Task statement:
Produce the listing below again, exactly as shown.

Records:
┏━━
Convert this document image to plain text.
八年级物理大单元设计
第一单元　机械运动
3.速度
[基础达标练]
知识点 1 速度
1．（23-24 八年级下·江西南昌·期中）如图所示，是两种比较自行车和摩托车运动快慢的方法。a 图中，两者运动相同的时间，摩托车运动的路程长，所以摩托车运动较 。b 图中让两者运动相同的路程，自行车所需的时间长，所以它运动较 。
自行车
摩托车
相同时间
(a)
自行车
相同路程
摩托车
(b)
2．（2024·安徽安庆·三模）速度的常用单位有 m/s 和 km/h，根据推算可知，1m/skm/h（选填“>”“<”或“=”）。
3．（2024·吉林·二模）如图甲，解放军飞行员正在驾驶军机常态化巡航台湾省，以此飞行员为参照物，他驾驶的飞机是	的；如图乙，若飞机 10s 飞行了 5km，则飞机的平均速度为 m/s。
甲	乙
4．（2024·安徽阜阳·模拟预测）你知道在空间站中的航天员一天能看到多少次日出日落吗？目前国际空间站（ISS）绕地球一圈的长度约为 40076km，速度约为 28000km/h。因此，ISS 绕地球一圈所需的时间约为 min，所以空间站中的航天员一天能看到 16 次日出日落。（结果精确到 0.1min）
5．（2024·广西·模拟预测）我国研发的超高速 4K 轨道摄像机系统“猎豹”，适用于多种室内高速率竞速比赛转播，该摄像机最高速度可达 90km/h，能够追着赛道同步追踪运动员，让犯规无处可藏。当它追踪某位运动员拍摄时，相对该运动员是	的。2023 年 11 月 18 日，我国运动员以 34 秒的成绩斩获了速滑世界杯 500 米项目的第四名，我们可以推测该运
┗━━
Final result:
Convert this document image to plain text.
八年级物理大单元设计
第一单元　机械运动
3.速度
[基础达标练]
知识点 1 速度
1．（23-24 八年级下·江西南昌·期中）如图所示，是两种比较自行车和摩托车运动快慢的方法。a 图中，两者运动相同的时间，摩托车运动的路程长，所以摩托车运动较 。b 图中让两者运动相同的路程，自行车所需的时间长，所以它运动较 。
自行车
摩托车
相同时间
(a)
自行车
相同路程
摩托车
(b)
2．（2024·安徽安庆·三模）速度的常用单位有 m/s 和 km/h，根据推算可知，1m/skm/h（选填“>”“<”或“=”）。
3．（2024·吉林·二模）如图甲，解放军飞行员正在驾驶军机常态化巡航台湾省，以此飞行员为参照物，他驾驶的飞机是	的；如图乙，若飞机 10s 飞行了 5km，则飞机的平均速度为 m/s。
甲	乙
4．（2024·安徽阜阳·模拟预测）你知道在空间站中的航天员一天能看到多少次日出日落吗？目前国际空间站（ISS）绕地球一圈的长度约为 40076km，速度约为 28000km/h。因此，ISS 绕地球一圈所需的时间约为 min，所以空间站中的航天员一天能看到 16 次日出日落。（结果精确到 0.1min）
5．（2024·广西·模拟预测）我国研发的超高速 4K 轨道摄像机系统“猎豹”，适用于多种室内高速率竞速比赛转播，该摄像机最高速度可达 90km/h，能够追着赛道同步追踪运动员，让犯规无处可藏。当它追踪某位运动员拍摄时，相对该运动员是	的。2023 年 11 月 18 日，我国运动员以 34 秒的成绩斩获了速滑世界杯 500 米项目的第四名，我们可以推测该运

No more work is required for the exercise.